+++ Available records
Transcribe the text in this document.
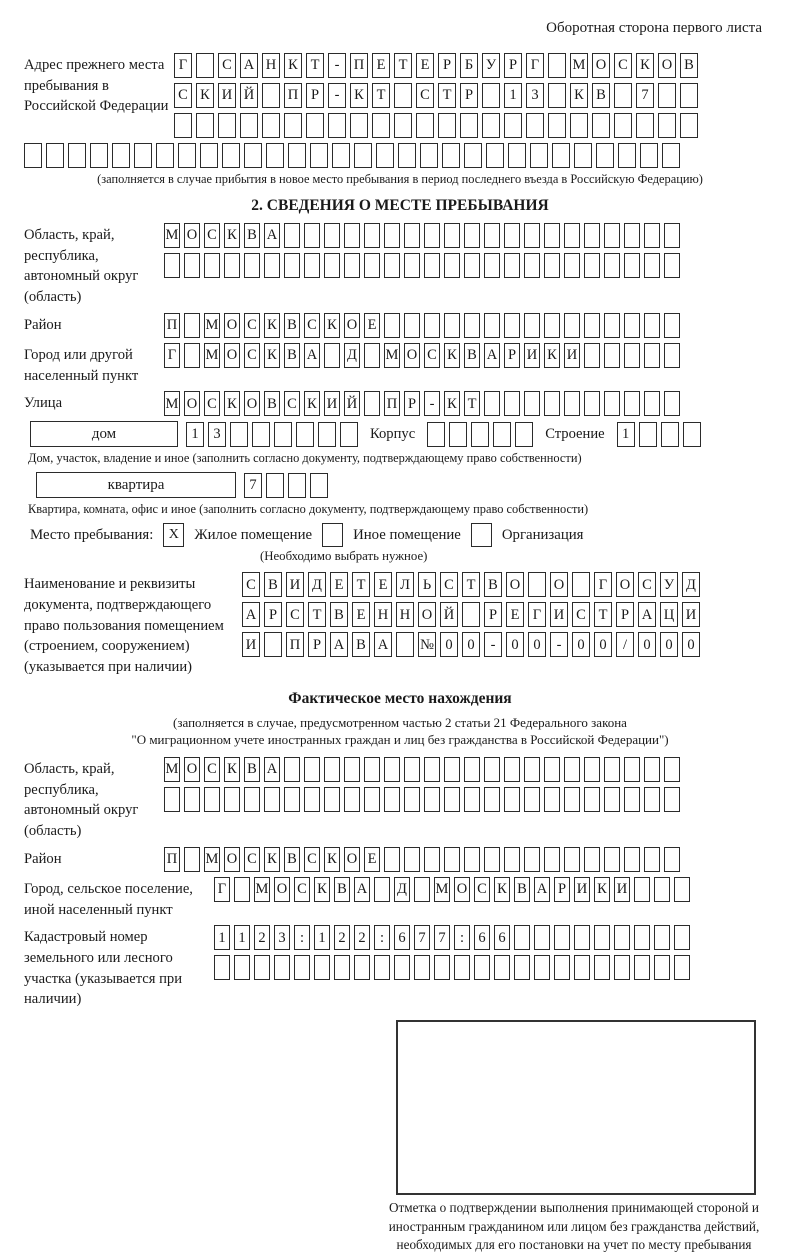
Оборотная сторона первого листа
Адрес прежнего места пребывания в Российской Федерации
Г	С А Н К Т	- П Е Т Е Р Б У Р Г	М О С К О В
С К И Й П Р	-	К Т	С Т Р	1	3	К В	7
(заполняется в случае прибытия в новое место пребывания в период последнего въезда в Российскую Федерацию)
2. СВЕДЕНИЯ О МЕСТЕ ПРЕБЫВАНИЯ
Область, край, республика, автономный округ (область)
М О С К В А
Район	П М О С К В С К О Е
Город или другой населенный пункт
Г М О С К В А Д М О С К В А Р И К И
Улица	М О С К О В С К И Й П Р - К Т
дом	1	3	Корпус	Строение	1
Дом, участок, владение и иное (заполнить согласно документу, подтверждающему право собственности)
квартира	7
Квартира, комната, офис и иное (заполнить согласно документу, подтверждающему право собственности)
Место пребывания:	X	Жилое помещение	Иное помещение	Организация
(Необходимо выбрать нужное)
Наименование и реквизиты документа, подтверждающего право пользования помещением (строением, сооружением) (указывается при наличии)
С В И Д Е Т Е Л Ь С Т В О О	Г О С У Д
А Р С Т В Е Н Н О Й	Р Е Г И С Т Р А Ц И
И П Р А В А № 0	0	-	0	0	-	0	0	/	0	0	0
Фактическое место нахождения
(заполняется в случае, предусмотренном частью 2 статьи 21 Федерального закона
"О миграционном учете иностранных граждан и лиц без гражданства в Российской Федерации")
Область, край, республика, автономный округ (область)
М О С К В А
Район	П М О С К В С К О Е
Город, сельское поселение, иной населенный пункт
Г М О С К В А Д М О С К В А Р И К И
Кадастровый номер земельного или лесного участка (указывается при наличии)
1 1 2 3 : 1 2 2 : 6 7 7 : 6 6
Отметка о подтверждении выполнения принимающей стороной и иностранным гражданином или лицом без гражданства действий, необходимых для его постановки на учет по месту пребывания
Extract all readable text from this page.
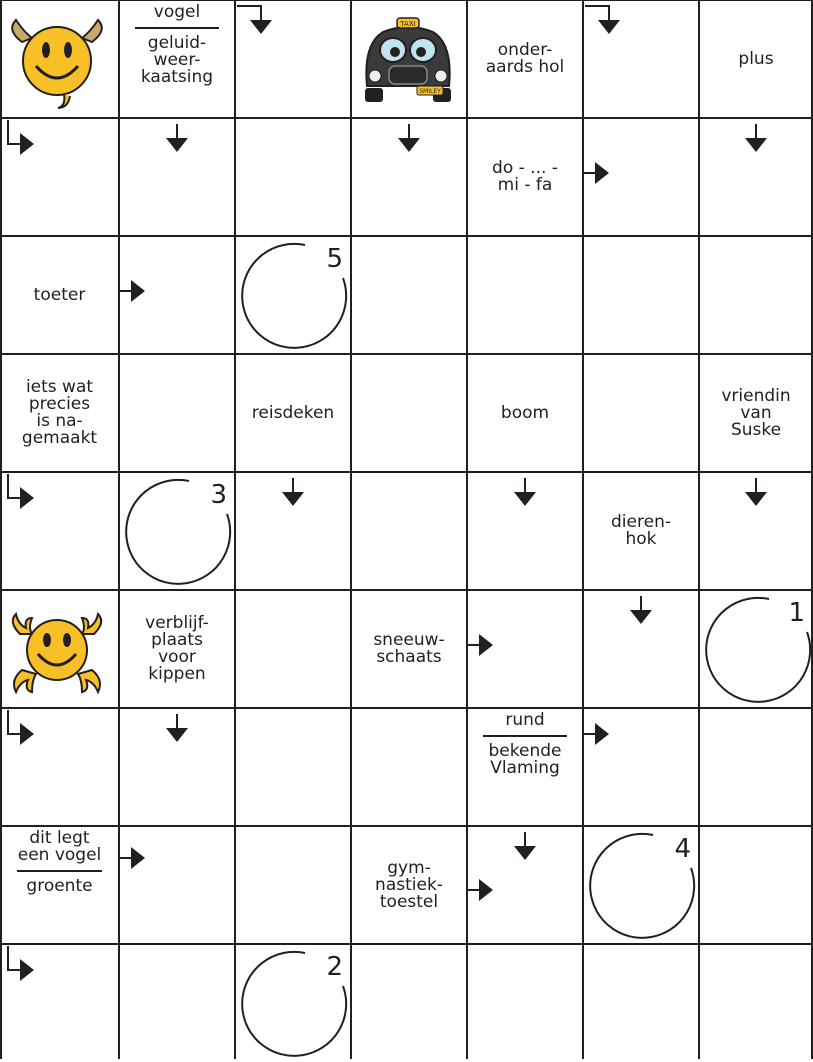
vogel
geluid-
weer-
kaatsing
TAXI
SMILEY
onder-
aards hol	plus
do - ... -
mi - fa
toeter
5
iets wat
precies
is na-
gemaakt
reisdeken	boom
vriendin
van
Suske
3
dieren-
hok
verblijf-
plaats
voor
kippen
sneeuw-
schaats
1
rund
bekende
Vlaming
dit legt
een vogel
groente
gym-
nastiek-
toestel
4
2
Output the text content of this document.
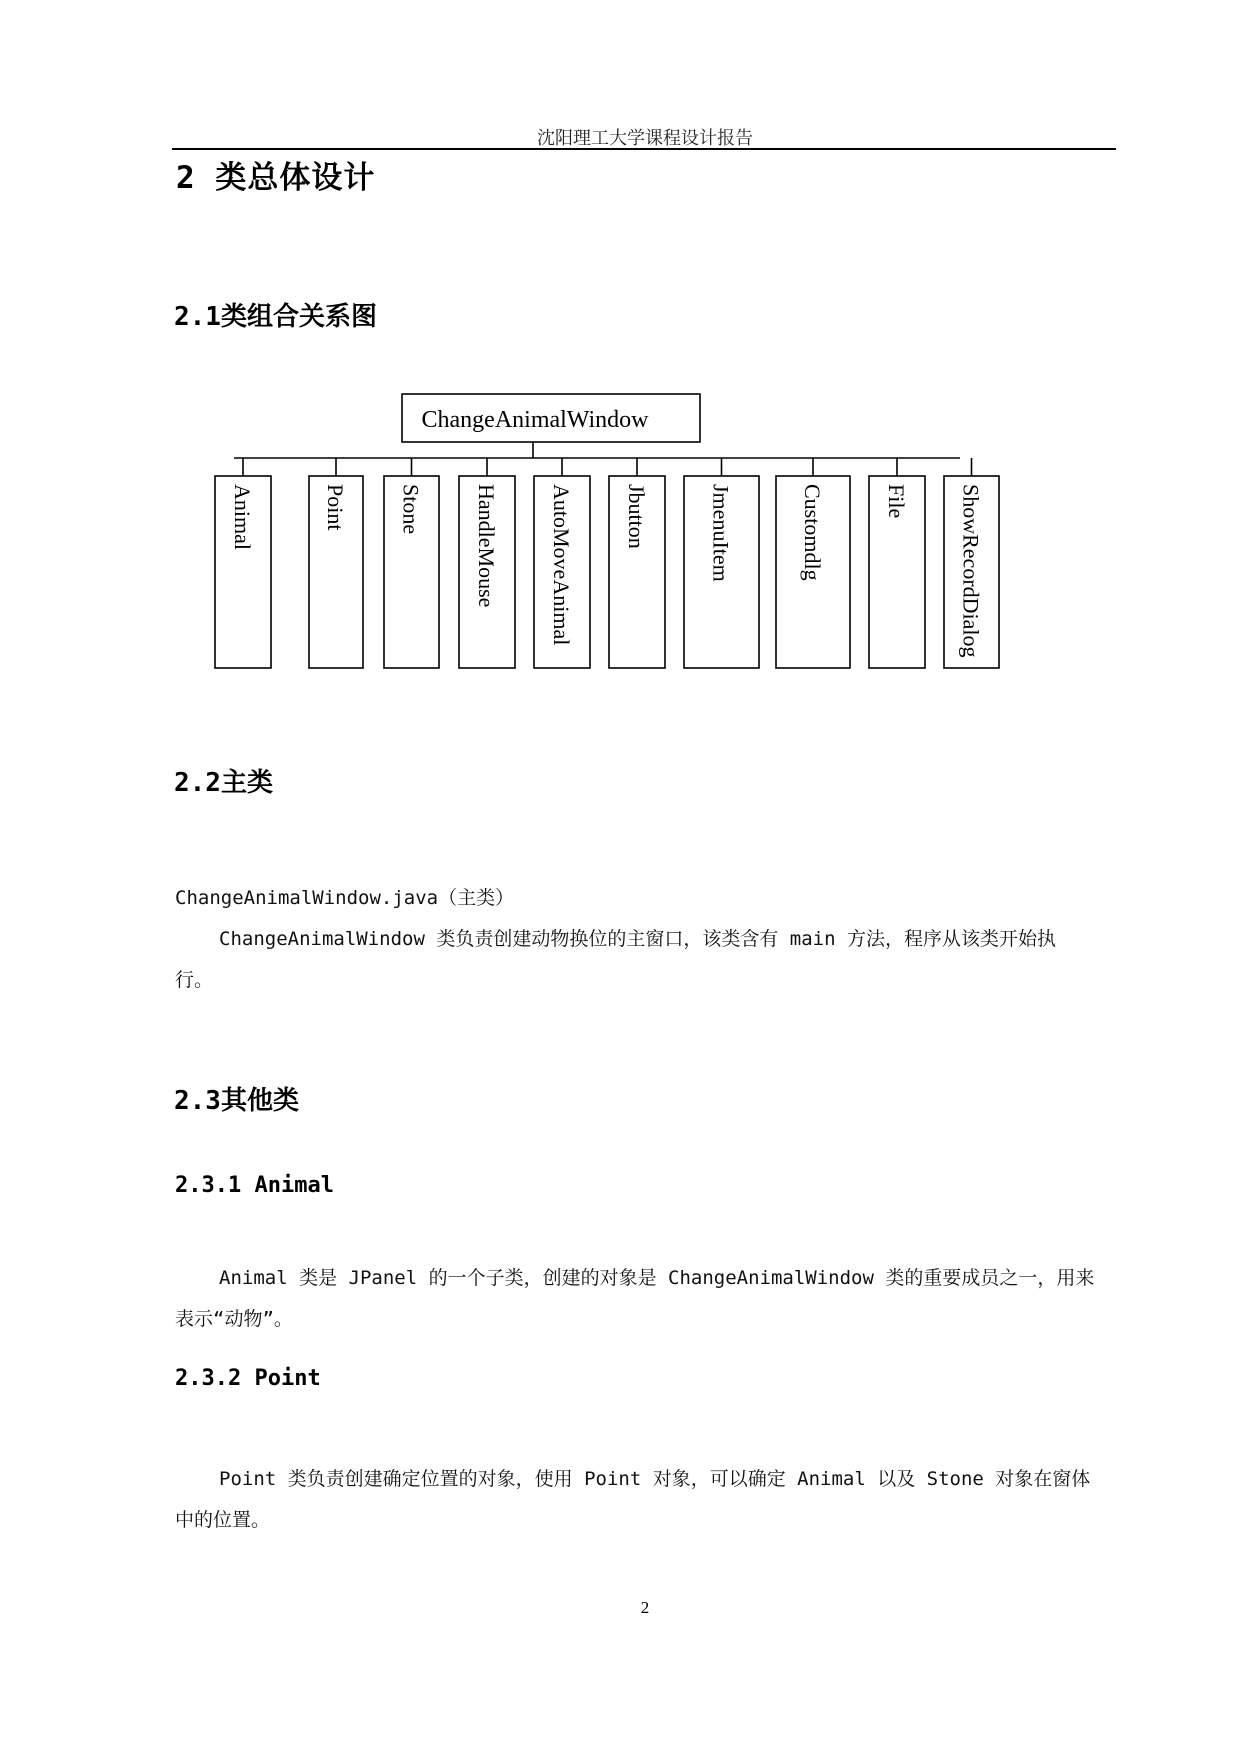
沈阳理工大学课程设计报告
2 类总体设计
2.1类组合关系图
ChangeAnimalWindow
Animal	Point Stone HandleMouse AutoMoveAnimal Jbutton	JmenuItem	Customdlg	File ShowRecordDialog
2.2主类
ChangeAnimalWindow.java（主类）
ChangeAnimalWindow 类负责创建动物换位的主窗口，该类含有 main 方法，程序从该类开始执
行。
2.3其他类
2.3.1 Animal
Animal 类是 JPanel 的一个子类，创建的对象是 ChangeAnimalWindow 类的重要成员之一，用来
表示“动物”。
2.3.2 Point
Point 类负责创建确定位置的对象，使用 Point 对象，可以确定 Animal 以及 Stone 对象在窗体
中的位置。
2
++++++
• _Exercise requirements_
Omit each picture, then return all of the listing exactly as it stands.

• _Exercise solution_
Transcribe the text in this document.
Оборотная сторона первого листа
Адрес прежнего места пребывания в Российской Федерации
Г	С А Н К Т	- П Е Т Е Р Б У Р Г	М О С К О В
С К И Й П Р	-	К Т	С Т Р	1	3	К В	7
(заполняется в случае прибытия в новое место пребывания в период последнего въезда в Российскую Федерацию)
2. СВЕДЕНИЯ О МЕСТЕ ПРЕБЫВАНИЯ
Область, край, республика, автономный округ (область)
М О С К В А
Район	П М О С К В С К О Е
Город или другой населенный пункт
Г М О С К В А Д М О С К В А Р И К И
Улица	М О С К О В С К И Й П Р - К Т
дом	1	3	Корпус	Строение	1
Дом, участок, владение и иное (заполнить согласно документу, подтверждающему право собственности)
квартира	7
Квартира, комната, офис и иное (заполнить согласно документу, подтверждающему право собственности)
Место пребывания:	X	Жилое помещение	Иное помещение	Организация
(Необходимо выбрать нужное)
Наименование и реквизиты документа, подтверждающего право пользования помещением (строением, сооружением) (указывается при наличии)
С В И Д Е Т Е Л Ь С Т В О О	Г О С У Д
А Р С Т В Е Н Н О Й	Р Е Г И С Т Р А Ц И
И П Р А В А № 0	0	-	0	0	-	0	0	/	0	0	0
Фактическое место нахождения
(заполняется в случае, предусмотренном частью 2 статьи 21 Федерального закона
"О миграционном учете иностранных граждан и лиц без гражданства в Российской Федерации")
Область, край, республика, автономный округ (область)
М О С К В А
Район	П М О С К В С К О Е
Город, сельское поселение, иной населенный пункт
Г М О С К В А Д М О С К В А Р И К И
Кадастровый номер земельного или лесного участка (указывается при наличии)
1 1 2 3 : 1 2 2 : 6 7 7 : 6 6
Отметка о подтверждении выполнения принимающей стороной и иностранным гражданином или лицом без гражданства действий, необходимых для его постановки на учет по месту пребывания
Extract all readable text from this page.
vogel
geluid-
weer-
kaatsing
TAXI
SMILEY
onder-
aards hol	plus
do - ... -
mi - fa
toeter
5
iets wat
precies
is na-
gemaakt
reisdeken	boom
vriendin
van
Suske
3
dieren-
hok
verblijf-
plaats
voor
kippen
sneeuw-
schaats
1
rund
bekende
Vlaming
dit legt
een vogel
groente
gym-
nastiek-
toestel
4
2
Output the text content of this document.
沈阳理工大学课程设计报告
2 类总体设计
2.1类组合关系图
ChangeAnimalWindow
Animal	Point Stone HandleMouse AutoMoveAnimal Jbutton	JmenuItem	Customdlg	File ShowRecordDialog
2.2主类
ChangeAnimalWindow.java（主类）
ChangeAnimalWindow 类负责创建动物换位的主窗口，该类含有 main 方法，程序从该类开始执
行。
2.3其他类
2.3.1 Animal
Animal 类是 JPanel 的一个子类，创建的对象是 ChangeAnimalWindow 类的重要成员之一，用来
表示“动物”。
2.3.2 Point
Point 类负责创建确定位置的对象，使用 Point 对象，可以确定 Animal 以及 Stone 对象在窗体
中的位置。
2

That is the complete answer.